RECORD EXCERPTS –
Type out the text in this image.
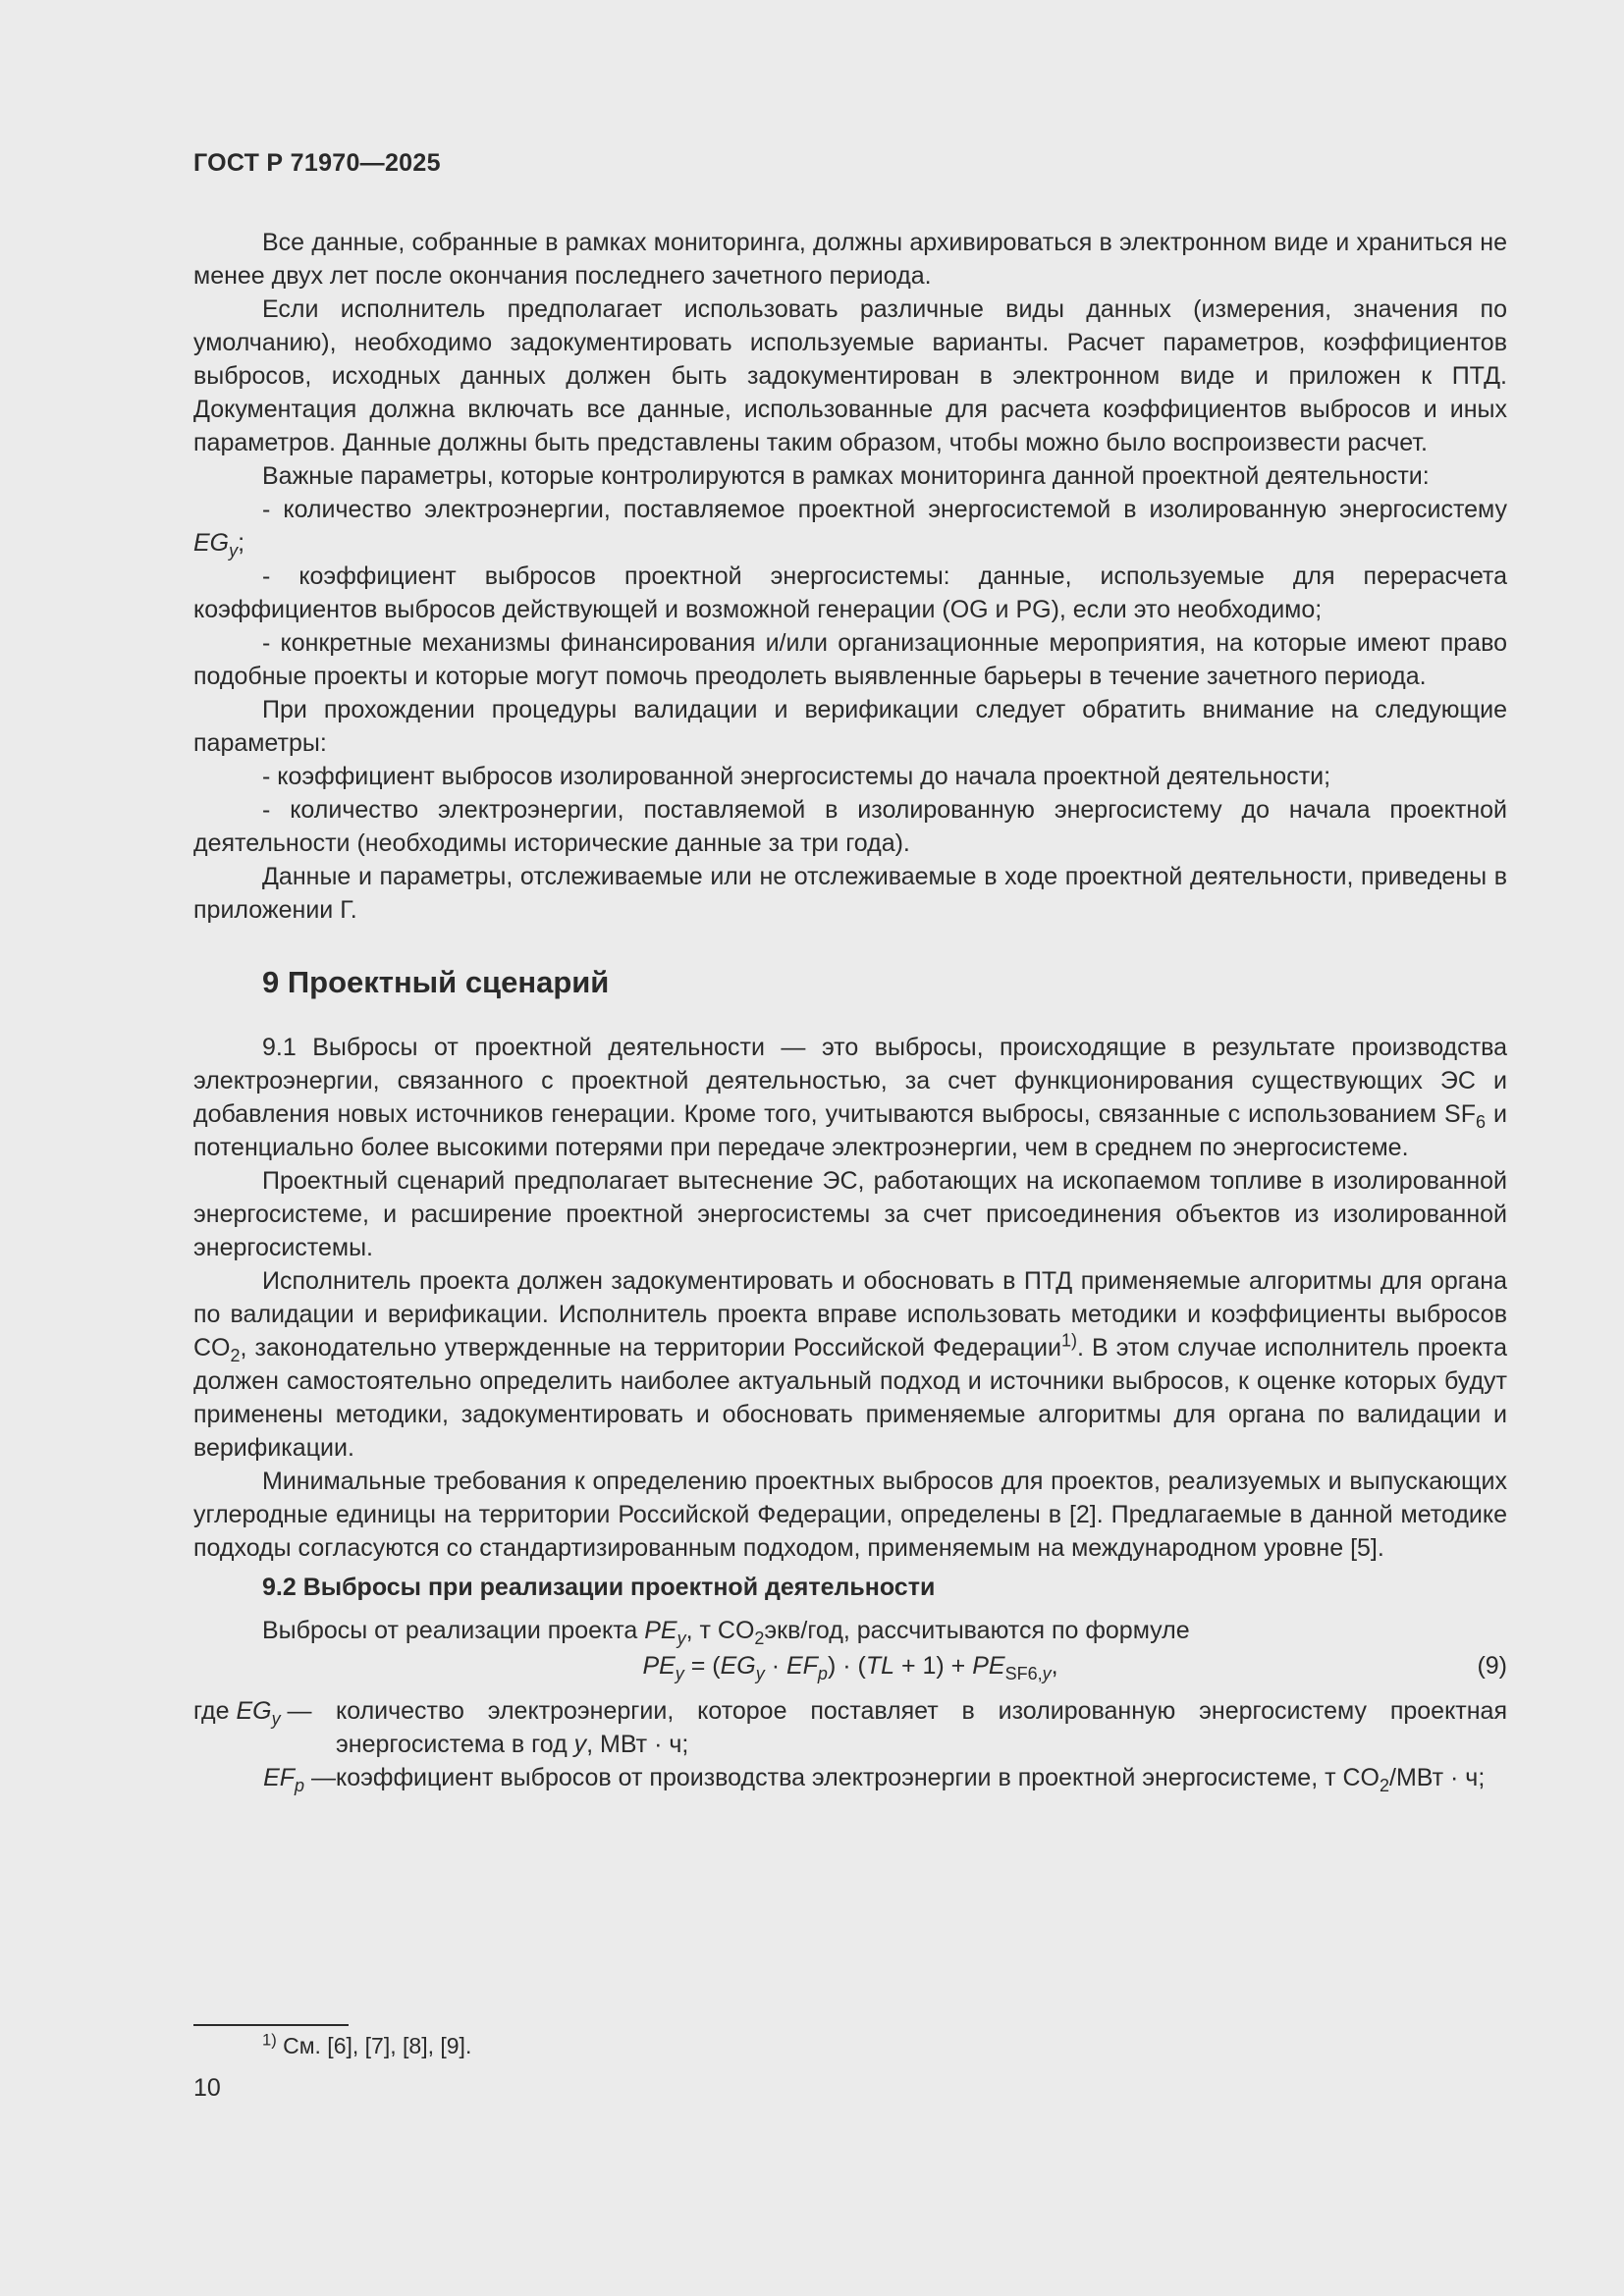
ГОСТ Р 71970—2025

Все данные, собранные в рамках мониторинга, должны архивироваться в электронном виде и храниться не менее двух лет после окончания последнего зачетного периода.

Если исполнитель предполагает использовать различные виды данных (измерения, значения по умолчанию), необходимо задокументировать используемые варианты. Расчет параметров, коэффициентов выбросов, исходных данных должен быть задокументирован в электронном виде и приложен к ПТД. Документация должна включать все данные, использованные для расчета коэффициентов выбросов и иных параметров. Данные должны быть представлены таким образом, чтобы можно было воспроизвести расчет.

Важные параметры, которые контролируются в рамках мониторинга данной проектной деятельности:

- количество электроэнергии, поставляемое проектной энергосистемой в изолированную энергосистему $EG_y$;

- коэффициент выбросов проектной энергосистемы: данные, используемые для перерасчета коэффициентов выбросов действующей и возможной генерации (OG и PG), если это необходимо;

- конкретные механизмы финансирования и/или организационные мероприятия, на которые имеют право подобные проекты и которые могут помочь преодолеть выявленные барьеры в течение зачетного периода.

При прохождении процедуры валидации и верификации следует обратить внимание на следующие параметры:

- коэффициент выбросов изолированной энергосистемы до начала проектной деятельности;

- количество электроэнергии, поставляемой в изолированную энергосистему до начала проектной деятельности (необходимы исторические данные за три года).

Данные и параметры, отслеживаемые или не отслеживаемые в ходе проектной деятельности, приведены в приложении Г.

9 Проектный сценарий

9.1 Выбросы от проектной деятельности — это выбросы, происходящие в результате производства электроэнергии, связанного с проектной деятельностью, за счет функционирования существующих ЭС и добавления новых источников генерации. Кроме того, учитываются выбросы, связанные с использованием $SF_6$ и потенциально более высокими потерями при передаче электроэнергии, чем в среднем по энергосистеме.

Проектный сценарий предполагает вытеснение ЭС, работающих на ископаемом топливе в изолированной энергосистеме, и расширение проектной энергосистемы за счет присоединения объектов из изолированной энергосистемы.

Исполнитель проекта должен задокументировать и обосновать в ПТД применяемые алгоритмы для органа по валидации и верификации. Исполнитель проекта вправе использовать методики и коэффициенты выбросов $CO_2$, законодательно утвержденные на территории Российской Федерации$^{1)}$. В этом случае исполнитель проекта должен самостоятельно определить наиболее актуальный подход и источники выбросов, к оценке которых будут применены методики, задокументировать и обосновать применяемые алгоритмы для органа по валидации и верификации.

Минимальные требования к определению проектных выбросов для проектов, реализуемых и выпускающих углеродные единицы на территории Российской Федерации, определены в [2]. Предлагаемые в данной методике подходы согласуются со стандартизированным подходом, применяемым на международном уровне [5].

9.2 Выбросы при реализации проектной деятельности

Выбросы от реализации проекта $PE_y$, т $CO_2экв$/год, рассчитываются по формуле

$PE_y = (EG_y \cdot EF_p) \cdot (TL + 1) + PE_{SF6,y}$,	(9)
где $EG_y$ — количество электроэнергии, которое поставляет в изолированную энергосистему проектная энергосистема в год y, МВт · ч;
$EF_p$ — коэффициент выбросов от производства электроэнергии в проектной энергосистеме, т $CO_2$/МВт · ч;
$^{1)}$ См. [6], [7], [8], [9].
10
==
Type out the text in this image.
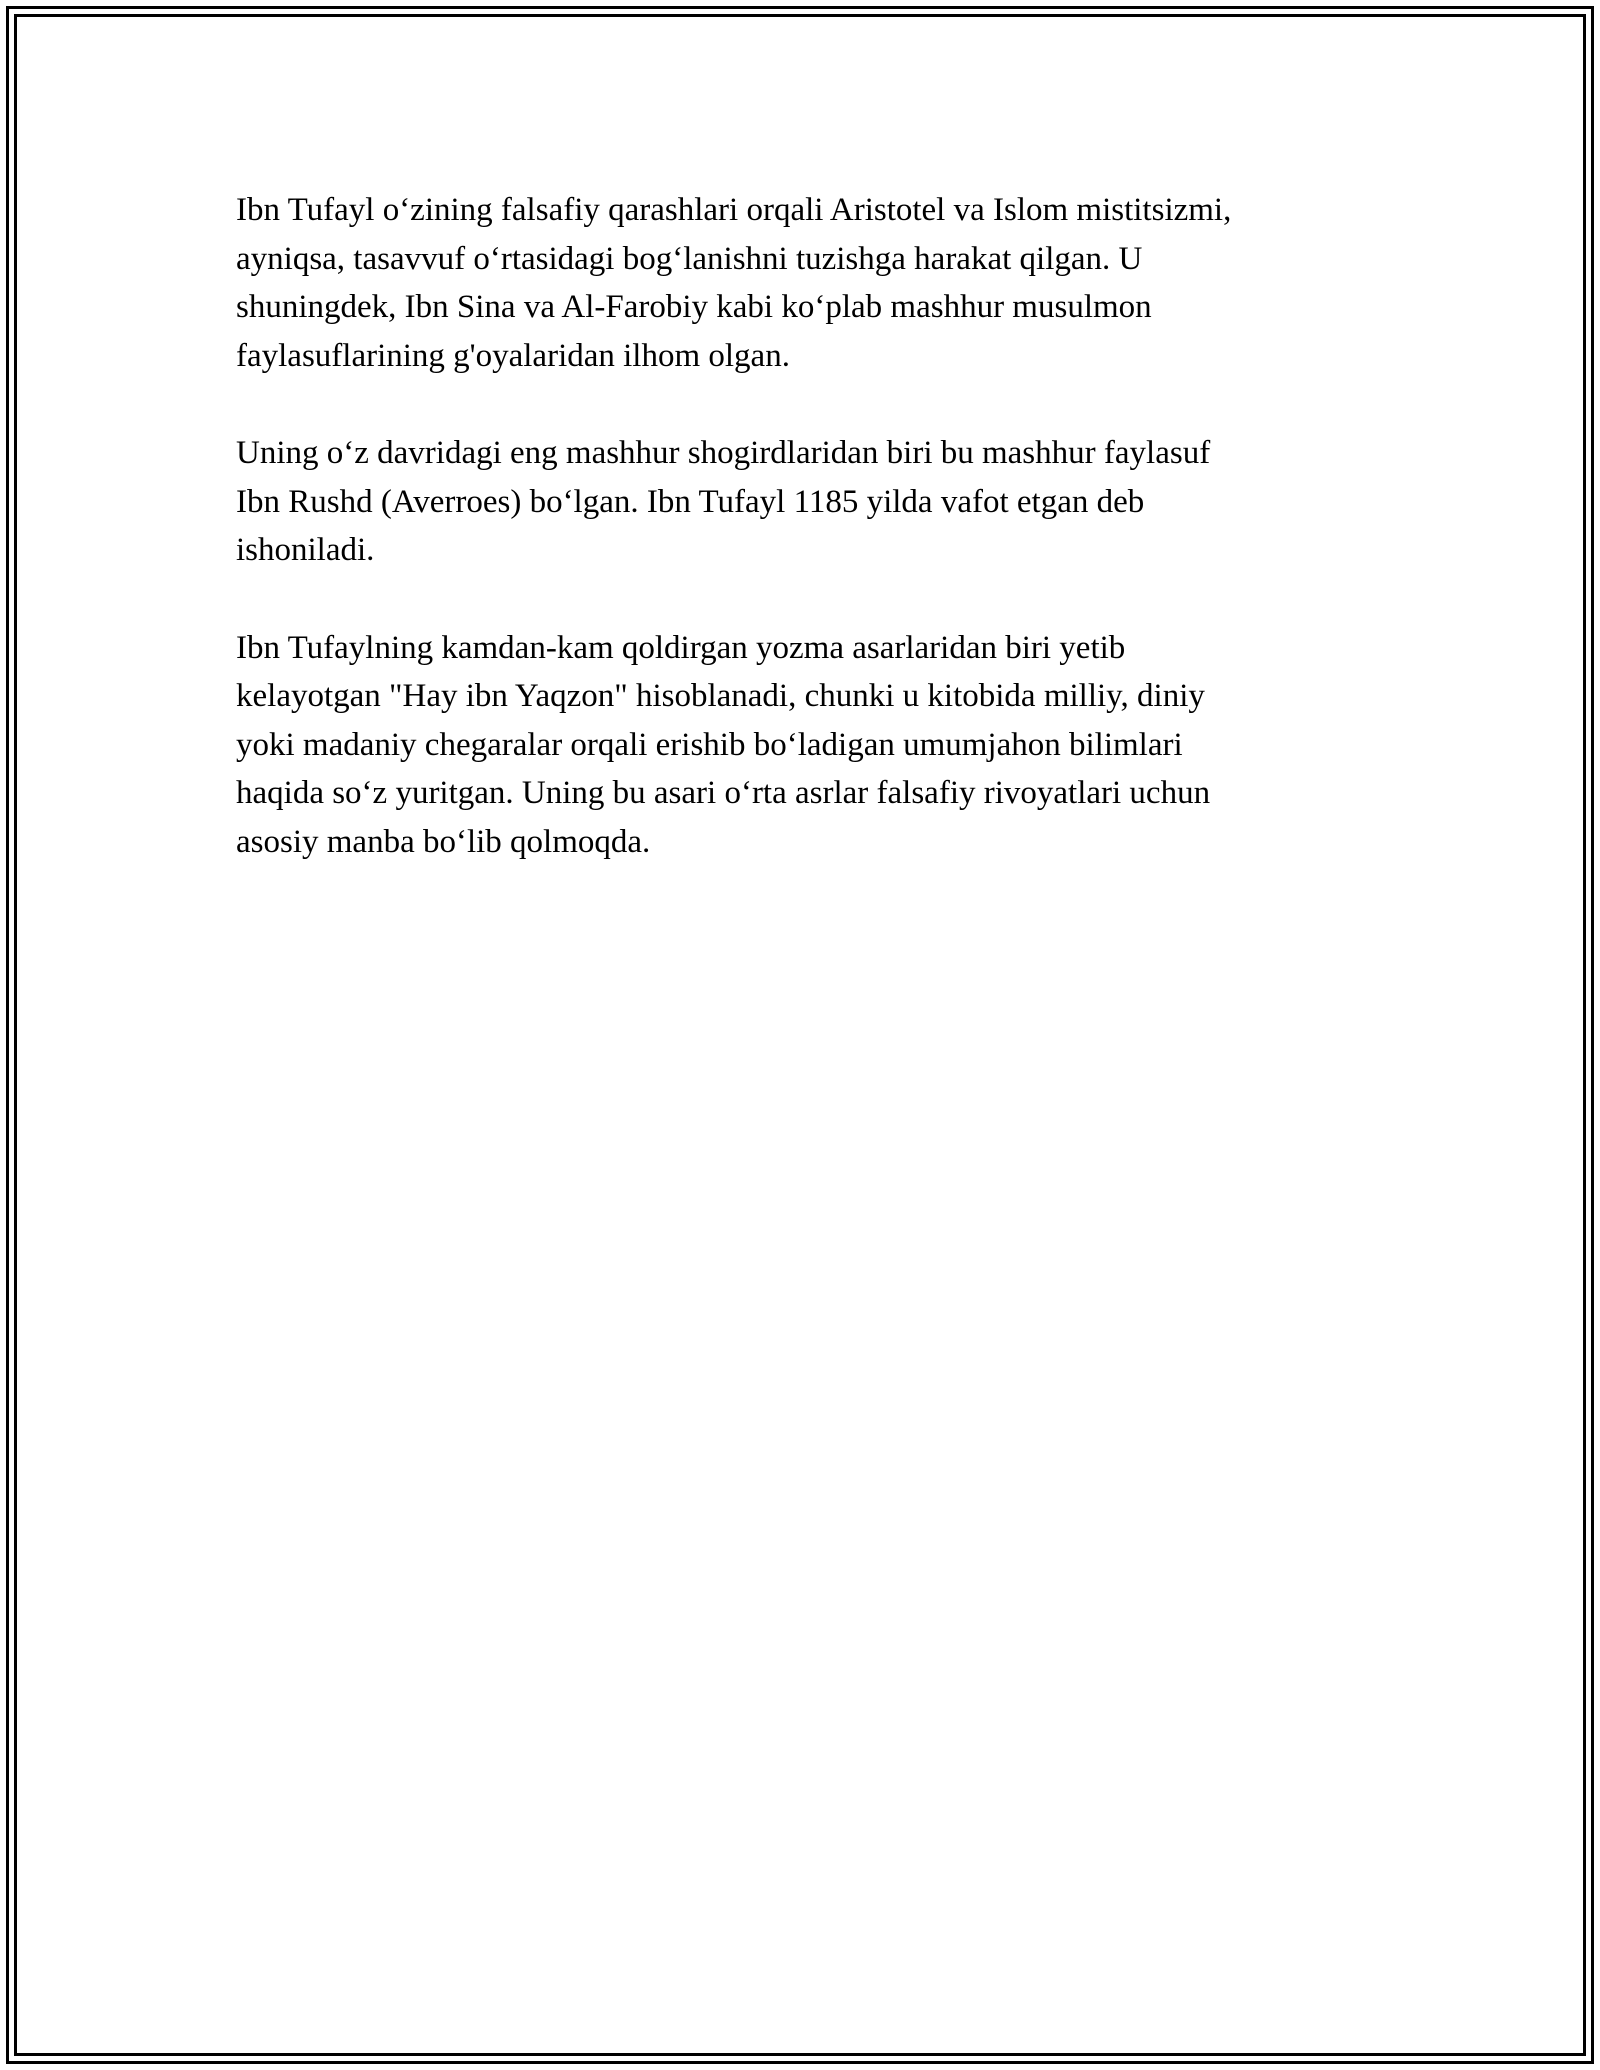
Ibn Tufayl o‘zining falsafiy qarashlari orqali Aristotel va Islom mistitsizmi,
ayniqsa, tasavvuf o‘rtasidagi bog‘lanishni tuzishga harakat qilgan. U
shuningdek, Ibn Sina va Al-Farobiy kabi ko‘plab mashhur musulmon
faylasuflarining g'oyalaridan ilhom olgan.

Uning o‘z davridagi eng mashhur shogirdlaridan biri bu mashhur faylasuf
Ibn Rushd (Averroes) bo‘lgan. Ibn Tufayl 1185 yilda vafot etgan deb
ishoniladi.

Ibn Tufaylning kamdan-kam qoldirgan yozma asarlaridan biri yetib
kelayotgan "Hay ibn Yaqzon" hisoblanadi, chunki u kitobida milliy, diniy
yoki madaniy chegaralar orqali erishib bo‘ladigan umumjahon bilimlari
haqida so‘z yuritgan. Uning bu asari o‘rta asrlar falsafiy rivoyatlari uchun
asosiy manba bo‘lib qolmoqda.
...
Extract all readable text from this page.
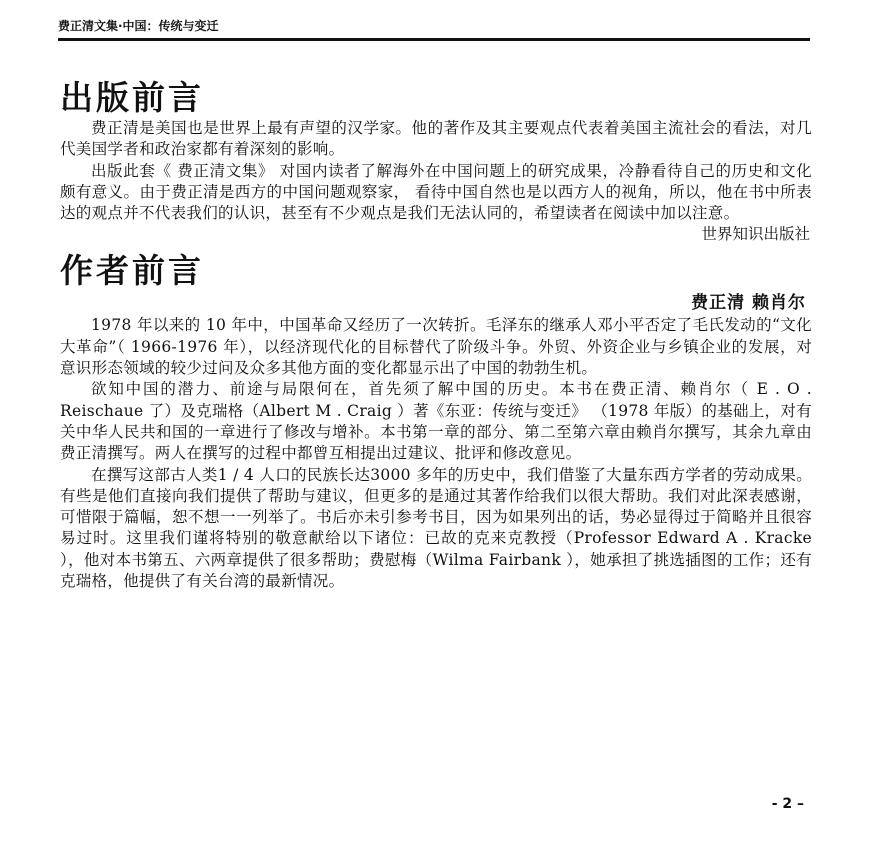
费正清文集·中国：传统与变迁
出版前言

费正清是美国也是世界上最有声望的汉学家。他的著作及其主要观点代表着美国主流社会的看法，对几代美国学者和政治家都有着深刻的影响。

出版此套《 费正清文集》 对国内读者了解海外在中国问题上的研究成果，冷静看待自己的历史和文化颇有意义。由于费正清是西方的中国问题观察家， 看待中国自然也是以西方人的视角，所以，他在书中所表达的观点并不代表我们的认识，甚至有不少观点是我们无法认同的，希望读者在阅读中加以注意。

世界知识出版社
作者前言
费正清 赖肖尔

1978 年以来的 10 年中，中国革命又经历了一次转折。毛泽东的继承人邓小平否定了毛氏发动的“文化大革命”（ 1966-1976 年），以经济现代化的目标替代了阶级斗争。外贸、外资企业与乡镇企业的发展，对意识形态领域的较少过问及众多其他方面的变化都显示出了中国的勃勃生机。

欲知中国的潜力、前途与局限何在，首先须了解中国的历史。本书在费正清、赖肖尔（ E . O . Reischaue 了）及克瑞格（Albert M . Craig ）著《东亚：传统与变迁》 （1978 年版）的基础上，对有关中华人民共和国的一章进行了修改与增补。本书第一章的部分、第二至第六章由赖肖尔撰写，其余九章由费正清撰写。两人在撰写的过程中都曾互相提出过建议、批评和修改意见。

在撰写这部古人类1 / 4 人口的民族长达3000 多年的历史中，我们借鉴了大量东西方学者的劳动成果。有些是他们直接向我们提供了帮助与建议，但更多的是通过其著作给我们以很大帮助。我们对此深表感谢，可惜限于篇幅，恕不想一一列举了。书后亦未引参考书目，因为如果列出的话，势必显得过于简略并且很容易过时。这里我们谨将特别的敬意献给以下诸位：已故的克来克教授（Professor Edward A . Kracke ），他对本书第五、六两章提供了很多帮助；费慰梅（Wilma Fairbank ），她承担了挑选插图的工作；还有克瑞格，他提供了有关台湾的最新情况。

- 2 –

SET EXERCISE –
Working from the entries above, return all lines that contain "изолированную".

FULL SOLUTION –
- количество электроэнергии, поставляемое проектной энергосистемой в изолированную энергосистему $EG_y$;
- количество электроэнергии, поставляемой в изолированную энергосистему до начала проектной деятельности (необходимы исторические данные за три года).
где $EG_y$ — количество электроэнергии, которое поставляет в изолированную энергосистему проектная энергосистема в год y, МВт · ч;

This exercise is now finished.